**ACTIVITY:**
Pictures aside, please retype the whole listing word for word.

**DATA TO USE:**
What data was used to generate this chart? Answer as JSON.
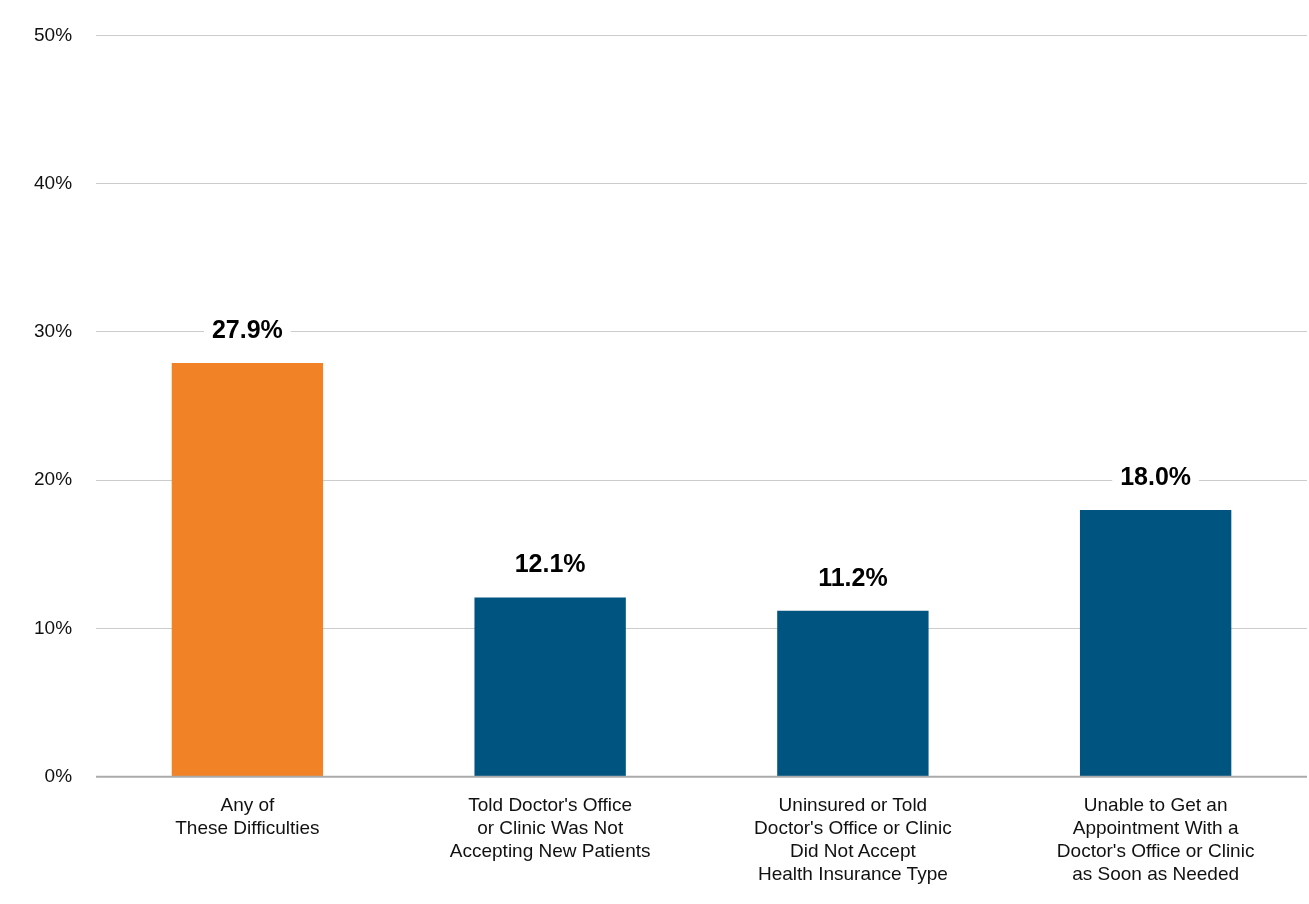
{
  "chart_data": {
    "type": "bar",
    "categories": [
      "Any of\nThese Difficulties",
      "Told Doctor's Office\nor Clinic Was Not\nAccepting New Patients",
      "Uninsured or Told\nDoctor's Office or Clinic\nDid Not Accept\nHealth Insurance Type",
      "Unable to Get an\nAppointment With a\nDoctor's Office or Clinic\nas Soon as Needed"
    ],
    "values": [
      27.9,
      12.1,
      11.2,
      18.0
    ],
    "colors": [
      "#f28226",
      "#005580",
      "#005580",
      "#005580"
    ],
    "ylim": [
      0,
      50
    ],
    "yticks": [
      {
        "value": 0,
        "label": "0%"
      },
      {
        "value": 10,
        "label": "10%"
      },
      {
        "value": 20,
        "label": "20%"
      },
      {
        "value": 30,
        "label": "30%"
      },
      {
        "value": 40,
        "label": "40%"
      },
      {
        "value": 50,
        "label": "50%"
      }
    ],
    "value_labels": [
      "27.9%",
      "12.1%",
      "11.2%",
      "18.0%"
    ],
    "grid": "y"
  }
}
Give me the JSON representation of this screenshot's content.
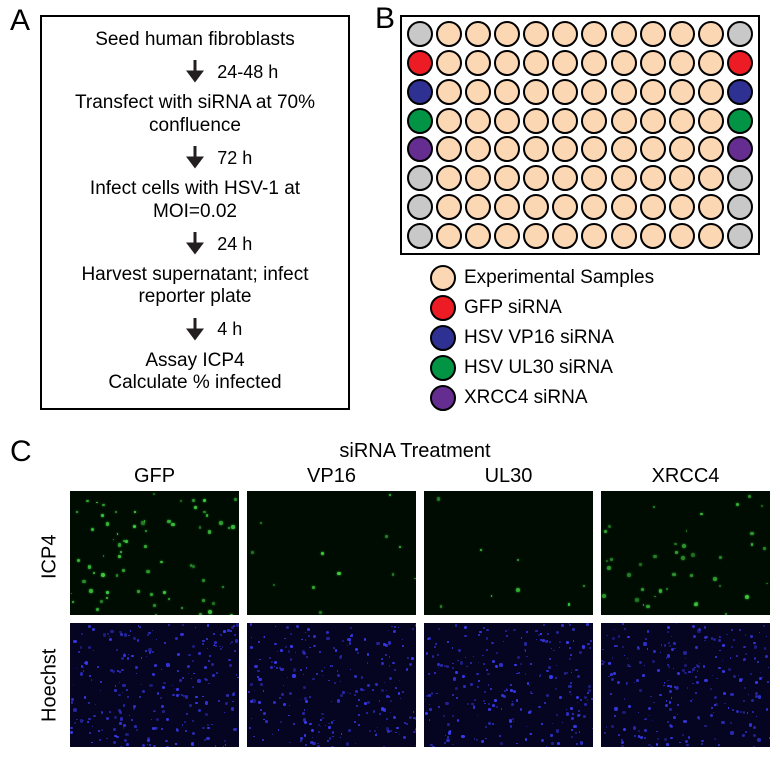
{
  "panelA": {
    "label": "A",
    "steps": [
      "Seed human fibroblasts",
      "Transfect with siRNA at 70% confluence",
      "Infect cells with HSV-1 at MOI=0.02",
      "Harvest supernatant; infect reporter plate",
      "Assay ICP4\nCalculate % infected"
    ],
    "arrows": [
      "24-48 h",
      "72 h",
      "24 h",
      "4 h"
    ],
    "box_border_color": "#000000",
    "font_size": 19,
    "arrow_color": "#231f20"
  },
  "panelB": {
    "label": "B",
    "plate": {
      "rows": 8,
      "cols": 12,
      "border_color": "#000000",
      "well_stroke_width": 2,
      "layout_note": "col0 and col11 are control columns; row0 and rows5-7 in those columns are silver; rows1-4 in those columns are red/blue/green/purple respectively; all interior wells are experimental",
      "colors": {
        "experimental": "#fcd7b3",
        "silver": "#c8c8c8",
        "red": "#ed1c24",
        "blue": "#2e3192",
        "green": "#009444",
        "purple": "#662d91"
      }
    },
    "legend": [
      {
        "color": "#fcd7b3",
        "label": "Experimental Samples"
      },
      {
        "color": "#ed1c24",
        "label": "GFP siRNA"
      },
      {
        "color": "#2e3192",
        "label": "HSV VP16 siRNA"
      },
      {
        "color": "#009444",
        "label": "HSV UL30 siRNA"
      },
      {
        "color": "#662d91",
        "label": "XRCC4 siRNA"
      }
    ]
  },
  "panelC": {
    "label": "C",
    "title": "siRNA Treatment",
    "columns": [
      "GFP",
      "VP16",
      "UL30",
      "XRCC4"
    ],
    "rows": [
      "ICP4",
      "Hoechst"
    ],
    "micrograph_style": {
      "icp4_bg": "#000c02",
      "icp4_dot_color": "#3fcf3f",
      "hoechst_bg": "#050522",
      "hoechst_dot_color": "#3a3af0",
      "icp4_density": {
        "GFP": 70,
        "VP16": 12,
        "UL30": 8,
        "XRCC4": 40
      },
      "hoechst_density": 250,
      "dot_size_range": [
        1.5,
        4
      ]
    }
  }
}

**SOLUTION:**
What data was used to generate this chart? Answer as JSON.
{
  "chart_data": {
    "type": "bar",
    "categories": [
      "Any of\nThese Difficulties",
      "Told Doctor's Office\nor Clinic Was Not\nAccepting New Patients",
      "Uninsured or Told\nDoctor's Office or Clinic\nDid Not Accept\nHealth Insurance Type",
      "Unable to Get an\nAppointment With a\nDoctor's Office or Clinic\nas Soon as Needed"
    ],
    "values": [
      27.9,
      12.1,
      11.2,
      18.0
    ],
    "colors": [
      "#f28226",
      "#005580",
      "#005580",
      "#005580"
    ],
    "ylim": [
      0,
      50
    ],
    "yticks": [
      {
        "value": 0,
        "label": "0%"
      },
      {
        "value": 10,
        "label": "10%"
      },
      {
        "value": 20,
        "label": "20%"
      },
      {
        "value": 30,
        "label": "30%"
      },
      {
        "value": 40,
        "label": "40%"
      },
      {
        "value": 50,
        "label": "50%"
      }
    ],
    "value_labels": [
      "27.9%",
      "12.1%",
      "11.2%",
      "18.0%"
    ],
    "grid": "y"
  }
}
Give me the JSON representation of this screenshot's content.
{
  "panelA": {
    "label": "A",
    "steps": [
      "Seed human fibroblasts",
      "Transfect with siRNA at 70% confluence",
      "Infect cells with HSV-1 at MOI=0.02",
      "Harvest supernatant; infect reporter plate",
      "Assay ICP4\nCalculate % infected"
    ],
    "arrows": [
      "24-48 h",
      "72 h",
      "24 h",
      "4 h"
    ],
    "box_border_color": "#000000",
    "font_size": 19,
    "arrow_color": "#231f20"
  },
  "panelB": {
    "label": "B",
    "plate": {
      "rows": 8,
      "cols": 12,
      "border_color": "#000000",
      "well_stroke_width": 2,
      "layout_note": "col0 and col11 are control columns; row0 and rows5-7 in those columns are silver; rows1-4 in those columns are red/blue/green/purple respectively; all interior wells are experimental",
      "colors": {
        "experimental": "#fcd7b3",
        "silver": "#c8c8c8",
        "red": "#ed1c24",
        "blue": "#2e3192",
        "green": "#009444",
        "purple": "#662d91"
      }
    },
    "legend": [
      {
        "color": "#fcd7b3",
        "label": "Experimental Samples"
      },
      {
        "color": "#ed1c24",
        "label": "GFP siRNA"
      },
      {
        "color": "#2e3192",
        "label": "HSV VP16 siRNA"
      },
      {
        "color": "#009444",
        "label": "HSV UL30 siRNA"
      },
      {
        "color": "#662d91",
        "label": "XRCC4 siRNA"
      }
    ]
  },
  "panelC": {
    "label": "C",
    "title": "siRNA Treatment",
    "columns": [
      "GFP",
      "VP16",
      "UL30",
      "XRCC4"
    ],
    "rows": [
      "ICP4",
      "Hoechst"
    ],
    "micrograph_style": {
      "icp4_bg": "#000c02",
      "icp4_dot_color": "#3fcf3f",
      "hoechst_bg": "#050522",
      "hoechst_dot_color": "#3a3af0",
      "icp4_density": {
        "GFP": 70,
        "VP16": 12,
        "UL30": 8,
        "XRCC4": 40
      },
      "hoechst_density": 250,
      "dot_size_range": [
        1.5,
        4
      ]
    }
  }
}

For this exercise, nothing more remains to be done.